Exercise passage
++++++++++

Regeneration
Hello friends of Biology & Genetics. This will be the first Sticky Topic on a specific topic elected by your friendly Biology & Genetics moderator. I will not always start the sticky topic thread. Some times I will pick an existing interesting thread and make it the sticky topic thread.
This months Sticky Topic is ‘Regeneration’. I will start myself with a rather specific introduction on a narrow topic. This does not mean that the discussion has to be limited to this narrow topic. Far from it! Feel free to meander and ponder!
Let me give you a few suggestions:
Regeneration in humans
Stem cells and regeneration therapies
Why do not all organs regenerate?
Woundhealing
Regeneration in science fiction
Future of regeneration?
trans- and de-differentiation
Lens regeneration
The lens is part of the eye that, along with the cornea, helps to refract light to focus on the retina (see the picture below). It is therefore rather an important structure. Without it we are not exactly blind, but all we see is a blur.
Once damaged it is gone. That is in most vertebrate species. However, not in all species! The newt is a salamander which can regenerate not only its eye lens, but also limbs and its spinal cord.
It isn’t really a recent discovery that the newt can regenerate its lens. There are three publications of different researchers ranging from the year 1880-1895 where this phenomenon was first described. That's more than 100 years ago. These researchers removed the lens and noticed it was completely regenerated.
The lens is regenerated by a process called transdifferentiation. A group of cells that is already committed to a specific cell fate or specialization returns to a ‘blank’ state and then differentiates into a new cell fate. This is a very special event. It doesn’t occur very often in complex organisms.
Some fish, avian and mammalian species also show lens regeneration, but the mechanism does not happen via transdifferentiation, but through another more complex mechanism.
In the figure below you see a summary of the events that occur during lens generation. After the lens is removed the iris pigment epithelial cells or PECs for short (that’s just how they are called) on the dorsal side start de-differentiating at the tip of the iris (1). Nothing much happens at the ventral side.

++++++++++

Records shown
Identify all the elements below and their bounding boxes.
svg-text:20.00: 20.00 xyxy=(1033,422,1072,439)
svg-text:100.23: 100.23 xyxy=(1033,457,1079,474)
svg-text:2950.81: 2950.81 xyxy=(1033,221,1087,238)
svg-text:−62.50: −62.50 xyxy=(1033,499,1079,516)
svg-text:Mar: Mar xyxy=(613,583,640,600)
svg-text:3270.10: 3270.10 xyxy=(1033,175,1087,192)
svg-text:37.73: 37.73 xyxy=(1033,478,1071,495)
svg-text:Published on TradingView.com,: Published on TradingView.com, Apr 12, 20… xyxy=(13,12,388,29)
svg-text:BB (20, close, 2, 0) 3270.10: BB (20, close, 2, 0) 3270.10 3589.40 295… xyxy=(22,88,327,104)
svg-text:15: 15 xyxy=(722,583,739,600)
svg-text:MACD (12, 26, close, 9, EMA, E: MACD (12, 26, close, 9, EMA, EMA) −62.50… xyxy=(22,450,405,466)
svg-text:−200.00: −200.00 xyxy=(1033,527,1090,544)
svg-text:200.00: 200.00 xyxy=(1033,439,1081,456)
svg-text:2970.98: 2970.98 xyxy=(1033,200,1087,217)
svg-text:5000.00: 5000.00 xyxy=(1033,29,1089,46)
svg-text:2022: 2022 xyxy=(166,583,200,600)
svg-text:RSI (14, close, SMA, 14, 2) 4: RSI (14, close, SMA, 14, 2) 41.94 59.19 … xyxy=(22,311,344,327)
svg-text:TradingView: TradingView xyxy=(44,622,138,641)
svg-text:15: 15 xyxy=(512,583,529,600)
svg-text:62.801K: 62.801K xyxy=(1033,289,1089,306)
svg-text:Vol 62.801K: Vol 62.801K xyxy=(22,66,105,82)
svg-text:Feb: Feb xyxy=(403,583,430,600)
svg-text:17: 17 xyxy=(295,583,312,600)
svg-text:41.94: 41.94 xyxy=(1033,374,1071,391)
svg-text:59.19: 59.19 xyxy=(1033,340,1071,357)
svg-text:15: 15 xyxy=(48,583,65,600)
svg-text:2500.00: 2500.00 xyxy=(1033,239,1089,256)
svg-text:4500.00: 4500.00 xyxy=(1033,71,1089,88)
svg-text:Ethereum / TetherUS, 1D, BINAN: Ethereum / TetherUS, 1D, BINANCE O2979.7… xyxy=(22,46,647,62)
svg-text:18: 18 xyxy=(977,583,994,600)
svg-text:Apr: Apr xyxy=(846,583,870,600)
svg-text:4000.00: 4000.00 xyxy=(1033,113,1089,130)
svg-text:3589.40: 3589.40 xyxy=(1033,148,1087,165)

++++++++++

Problems to work on
(1) Print the part of the regeneration text starting at "In the figure" and ending at "the ventral side.".
(2) According to the regeneration text, which body parts can the newt regenerate?
Work from the regeneration text alone for these.

Task-by-task solutions
(1)
In the figure below you see a summary of the events that occur during lens generation. After the lens is removed the iris pigment epithelial cells or PECs for short (that’s just how they are called) on the dorsal side start de-differentiating at the tip of the iris (1). Nothing much happens at the ventral side.

(2)
- Its eye lens
- Limbs
- Its spinal cord